#### [SET TASK]
Rewrite all of the records below as a Markdown table with two columns, Row and Entry. Put each nonblank line in Entry with its number in Row, and omit blank lines.
--- begin RECORD LIST ---
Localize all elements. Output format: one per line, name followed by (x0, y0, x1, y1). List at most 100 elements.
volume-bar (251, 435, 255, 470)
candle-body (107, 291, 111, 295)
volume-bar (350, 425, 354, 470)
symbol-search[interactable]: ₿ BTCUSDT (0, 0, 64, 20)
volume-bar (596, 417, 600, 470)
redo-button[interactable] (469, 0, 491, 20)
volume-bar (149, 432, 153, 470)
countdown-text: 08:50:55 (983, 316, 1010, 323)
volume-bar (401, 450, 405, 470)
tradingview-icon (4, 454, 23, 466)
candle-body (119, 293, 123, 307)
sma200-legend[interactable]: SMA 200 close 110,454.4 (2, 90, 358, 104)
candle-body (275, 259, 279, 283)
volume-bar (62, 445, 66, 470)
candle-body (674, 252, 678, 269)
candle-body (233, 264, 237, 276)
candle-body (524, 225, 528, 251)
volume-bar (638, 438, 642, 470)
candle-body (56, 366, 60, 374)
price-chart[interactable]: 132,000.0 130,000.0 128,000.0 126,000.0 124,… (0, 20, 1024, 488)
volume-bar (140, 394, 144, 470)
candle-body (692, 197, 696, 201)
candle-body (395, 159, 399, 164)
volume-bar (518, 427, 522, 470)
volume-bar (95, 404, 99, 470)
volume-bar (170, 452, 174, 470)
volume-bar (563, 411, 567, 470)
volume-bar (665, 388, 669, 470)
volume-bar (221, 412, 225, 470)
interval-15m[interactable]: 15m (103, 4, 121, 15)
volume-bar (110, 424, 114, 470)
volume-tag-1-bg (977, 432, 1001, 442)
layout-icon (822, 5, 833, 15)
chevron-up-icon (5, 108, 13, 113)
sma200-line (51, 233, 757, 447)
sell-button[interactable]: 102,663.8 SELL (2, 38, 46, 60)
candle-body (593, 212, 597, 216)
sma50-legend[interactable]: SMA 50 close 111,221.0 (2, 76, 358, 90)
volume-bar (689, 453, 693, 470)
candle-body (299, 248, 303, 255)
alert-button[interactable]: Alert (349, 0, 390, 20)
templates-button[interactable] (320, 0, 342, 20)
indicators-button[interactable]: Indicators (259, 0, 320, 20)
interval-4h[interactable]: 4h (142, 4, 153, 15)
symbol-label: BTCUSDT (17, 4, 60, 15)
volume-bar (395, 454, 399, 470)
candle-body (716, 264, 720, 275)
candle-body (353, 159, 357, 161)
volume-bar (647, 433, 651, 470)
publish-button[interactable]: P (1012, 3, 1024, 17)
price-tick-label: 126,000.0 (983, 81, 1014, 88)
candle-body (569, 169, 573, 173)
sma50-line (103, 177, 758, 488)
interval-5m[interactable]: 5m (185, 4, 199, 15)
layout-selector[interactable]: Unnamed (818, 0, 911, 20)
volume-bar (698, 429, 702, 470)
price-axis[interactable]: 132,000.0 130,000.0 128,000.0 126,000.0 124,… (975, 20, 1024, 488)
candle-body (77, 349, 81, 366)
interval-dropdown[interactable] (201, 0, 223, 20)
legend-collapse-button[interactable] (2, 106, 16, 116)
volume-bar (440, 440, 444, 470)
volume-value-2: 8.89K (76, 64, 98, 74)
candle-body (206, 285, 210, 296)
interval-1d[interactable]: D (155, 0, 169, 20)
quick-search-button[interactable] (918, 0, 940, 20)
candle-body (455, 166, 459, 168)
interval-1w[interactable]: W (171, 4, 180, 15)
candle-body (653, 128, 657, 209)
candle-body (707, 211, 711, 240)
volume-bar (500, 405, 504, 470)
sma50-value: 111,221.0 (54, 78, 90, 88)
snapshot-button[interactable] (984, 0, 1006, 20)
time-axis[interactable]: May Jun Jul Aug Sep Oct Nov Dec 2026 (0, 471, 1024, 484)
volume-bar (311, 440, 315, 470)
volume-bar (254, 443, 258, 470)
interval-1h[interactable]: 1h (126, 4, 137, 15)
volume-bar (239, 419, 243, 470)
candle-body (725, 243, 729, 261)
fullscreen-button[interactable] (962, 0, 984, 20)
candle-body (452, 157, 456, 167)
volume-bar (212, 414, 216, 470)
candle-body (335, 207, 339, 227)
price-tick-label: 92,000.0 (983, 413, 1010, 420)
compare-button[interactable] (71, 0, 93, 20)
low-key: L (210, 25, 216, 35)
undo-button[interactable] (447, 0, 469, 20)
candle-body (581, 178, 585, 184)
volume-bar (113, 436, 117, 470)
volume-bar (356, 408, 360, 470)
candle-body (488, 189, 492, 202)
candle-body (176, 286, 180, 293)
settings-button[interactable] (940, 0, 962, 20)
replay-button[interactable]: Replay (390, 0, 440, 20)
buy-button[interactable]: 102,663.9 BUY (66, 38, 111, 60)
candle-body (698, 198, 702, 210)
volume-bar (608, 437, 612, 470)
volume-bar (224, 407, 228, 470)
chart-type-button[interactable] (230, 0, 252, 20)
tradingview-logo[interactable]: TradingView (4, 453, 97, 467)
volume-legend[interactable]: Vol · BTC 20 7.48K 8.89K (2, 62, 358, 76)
--- end RECORD LIST ---
#### [TASK OUTPUT]
| Row | Entry |
|---|---|
| 1 | Localize all elements. Output format: one per line, name followed by (x0, y0, x1, y1). List at most 100 elements. |
| 2 | volume-bar (251, 435, 255, 470) |
| 3 | candle-body (107, 291, 111, 295) |
| 4 | volume-bar (350, 425, 354, 470) |
| 5 | symbol-search[interactable]: ₿ BTCUSDT (0, 0, 64, 20) |
| 6 | volume-bar (596, 417, 600, 470) |
| 7 | redo-button[interactable] (469, 0, 491, 20) |
| 8 | volume-bar (149, 432, 153, 470) |
| 9 | countdown-text: 08:50:55 (983, 316, 1010, 323) |
| 10 | volume-bar (401, 450, 405, 470) |
| 11 | tradingview-icon (4, 454, 23, 466) |
| 12 | candle-body (119, 293, 123, 307) |
| 13 | sma200-legend[interactable]: SMA 200 close 110,454.4 (2, 90, 358, 104) |
| 14 | candle-body (275, 259, 279, 283) |
| 15 | volume-bar (62, 445, 66, 470) |
| 16 | candle-body (674, 252, 678, 269) |
| 17 | candle-body (233, 264, 237, 276) |
| 18 | candle-body (524, 225, 528, 251) |
| 19 | volume-bar (638, 438, 642, 470) |
| 20 | candle-body (56, 366, 60, 374) |
| 21 | price-chart[interactable]: 132,000.0 130,000.0 128,000.0 126,000.0 124,… (0, 20, 1024, 488) |
| 22 | volume-bar (140, 394, 144, 470) |
| 23 | candle-body (692, 197, 696, 201) |
| 24 | candle-body (395, 159, 399, 164) |
| 25 | volume-bar (518, 427, 522, 470) |
| 26 | volume-bar (95, 404, 99, 470) |
| 27 | volume-bar (170, 452, 174, 470) |
| 28 | volume-bar (563, 411, 567, 470) |
| 29 | volume-bar (665, 388, 669, 470) |
| 30 | volume-bar (221, 412, 225, 470) |
| 31 | interval-15m[interactable]: 15m (103, 4, 121, 15) |
| 32 | volume-bar (110, 424, 114, 470) |
| 33 | volume-tag-1-bg (977, 432, 1001, 442) |
| 34 | layout-icon (822, 5, 833, 15) |
| 35 | chevron-up-icon (5, 108, 13, 113) |
| 36 | sma200-line (51, 233, 757, 447) |
| 37 | sell-button[interactable]: 102,663.8 SELL (2, 38, 46, 60) |
| 38 | candle-body (593, 212, 597, 216) |
| 39 | sma50-legend[interactable]: SMA 50 close 111,221.0 (2, 76, 358, 90) |
| 40 | volume-bar (689, 453, 693, 470) |
| 41 | candle-body (299, 248, 303, 255) |
| 42 | alert-button[interactable]: Alert (349, 0, 390, 20) |
| 43 | templates-button[interactable] (320, 0, 342, 20) |
| 44 | indicators-button[interactable]: Indicators (259, 0, 320, 20) |
| 45 | interval-4h[interactable]: 4h (142, 4, 153, 15) |
| 46 | symbol-label: BTCUSDT (17, 4, 60, 15) |
| 47 | volume-bar (395, 454, 399, 470) |
| 48 | candle-body (716, 264, 720, 275) |
| 49 | candle-body (353, 159, 357, 161) |
| 50 | volume-bar (647, 433, 651, 470) |
| 51 | publish-button[interactable]: P (1012, 3, 1024, 17) |
| 52 | price-tick-label: 126,000.0 (983, 81, 1014, 88) |
| 53 | candle-body (569, 169, 573, 173) |
| 54 | sma50-line (103, 177, 758, 488) |
| 55 | interval-5m[interactable]: 5m (185, 4, 199, 15) |
| 56 | layout-selector[interactable]: Unnamed (818, 0, 911, 20) |
| 57 | volume-bar (698, 429, 702, 470) |
| 58 | price-axis[interactable]: 132,000.0 130,000.0 128,000.0 126,000.0 124,… (975, 20, 1024, 488) |
| 59 | candle-body (77, 349, 81, 366) |
| 60 | interval-dropdown[interactable] (201, 0, 223, 20) |
| 61 | legend-collapse-button[interactable] (2, 106, 16, 116) |
| 62 | volume-bar (440, 440, 444, 470) |
| 63 | volume-value-2: 8.89K (76, 64, 98, 74) |
| 64 | candle-body (206, 285, 210, 296) |
| 65 | interval-1d[interactable]: D (155, 0, 169, 20) |
| 66 | quick-search-button[interactable] (918, 0, 940, 20) |
| 67 | candle-body (455, 166, 459, 168) |
| 68 | interval-1w[interactable]: W (171, 4, 180, 15) |
| 69 | candle-body (653, 128, 657, 209) |
| 70 | candle-body (707, 211, 711, 240) |
| 71 | volume-bar (500, 405, 504, 470) |
| 72 | sma50-value: 111,221.0 (54, 78, 90, 88) |
| 73 | snapshot-button[interactable] (984, 0, 1006, 20) |
| 74 | time-axis[interactable]: May Jun Jul Aug Sep Oct Nov Dec 2026 (0, 471, 1024, 484) |
| 75 | volume-bar (311, 440, 315, 470) |
| 76 | volume-bar (254, 443, 258, 470) |
| 77 | interval-1h[interactable]: 1h (126, 4, 137, 15) |
| 78 | volume-bar (239, 419, 243, 470) |
| 79 | candle-body (725, 243, 729, 261) |
| 80 | fullscreen-button[interactable] (962, 0, 984, 20) |
| 81 | candle-body (452, 157, 456, 167) |
| 82 | volume-bar (212, 414, 216, 470) |
| 83 | candle-body (335, 207, 339, 227) |
| 84 | price-tick-label: 92,000.0 (983, 413, 1010, 420) |
| 85 | compare-button[interactable] (71, 0, 93, 20) |
| 86 | low-key: L (210, 25, 216, 35) |
| 87 | undo-button[interactable] (447, 0, 469, 20) |
| 88 | candle-body (581, 178, 585, 184) |
| 89 | volume-bar (113, 436, 117, 470) |
| 90 | volume-bar (356, 408, 360, 470) |
| 91 | candle-body (488, 189, 492, 202) |
| 92 | candle-body (176, 286, 180, 293) |
| 93 | settings-button[interactable] (940, 0, 962, 20) |
| 94 | replay-button[interactable]: Replay (390, 0, 440, 20) |
| 95 | buy-button[interactable]: 102,663.9 BUY (66, 38, 111, 60) |
| 96 | candle-body (698, 198, 702, 210) |
| 97 | volume-bar (608, 437, 612, 470) |
| 98 | volume-bar (224, 407, 228, 470) |
| 99 | chart-type-button[interactable] (230, 0, 252, 20) |
| 100 | tradingview-logo[interactable]: TradingView (4, 453, 97, 467) |
| 101 | volume-legend[interactable]: Vol · BTC 20 7.48K 8.89K (2, 62, 358, 76) |